Exercise objective:
Retype every entry in its entirety, without alteration.

Given records:

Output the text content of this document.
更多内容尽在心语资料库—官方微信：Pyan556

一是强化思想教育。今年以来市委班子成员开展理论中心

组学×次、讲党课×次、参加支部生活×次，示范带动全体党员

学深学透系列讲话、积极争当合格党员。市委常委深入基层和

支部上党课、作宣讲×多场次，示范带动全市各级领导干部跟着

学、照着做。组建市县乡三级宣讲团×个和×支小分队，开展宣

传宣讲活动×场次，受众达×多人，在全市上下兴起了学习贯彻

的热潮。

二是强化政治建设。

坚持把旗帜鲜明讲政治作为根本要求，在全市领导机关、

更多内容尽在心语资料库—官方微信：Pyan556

Exercise output:
Output the text content of this document.
更多内容尽在心语资料库—官方微信：Pyan556

一是强化思想教育。今年以来市委班子成员开展理论中心

组学×次、讲党课×次、参加支部生活×次，示范带动全体党员

学深学透系列讲话、积极争当合格党员。市委常委深入基层和

支部上党课、作宣讲×多场次，示范带动全市各级领导干部跟着

学、照着做。组建市县乡三级宣讲团×个和×支小分队，开展宣

传宣讲活动×场次，受众达×多人，在全市上下兴起了学习贯彻

的热潮。

二是强化政治建设。

坚持把旗帜鲜明讲政治作为根本要求，在全市领导机关、

更多内容尽在心语资料库—官方微信：Pyan556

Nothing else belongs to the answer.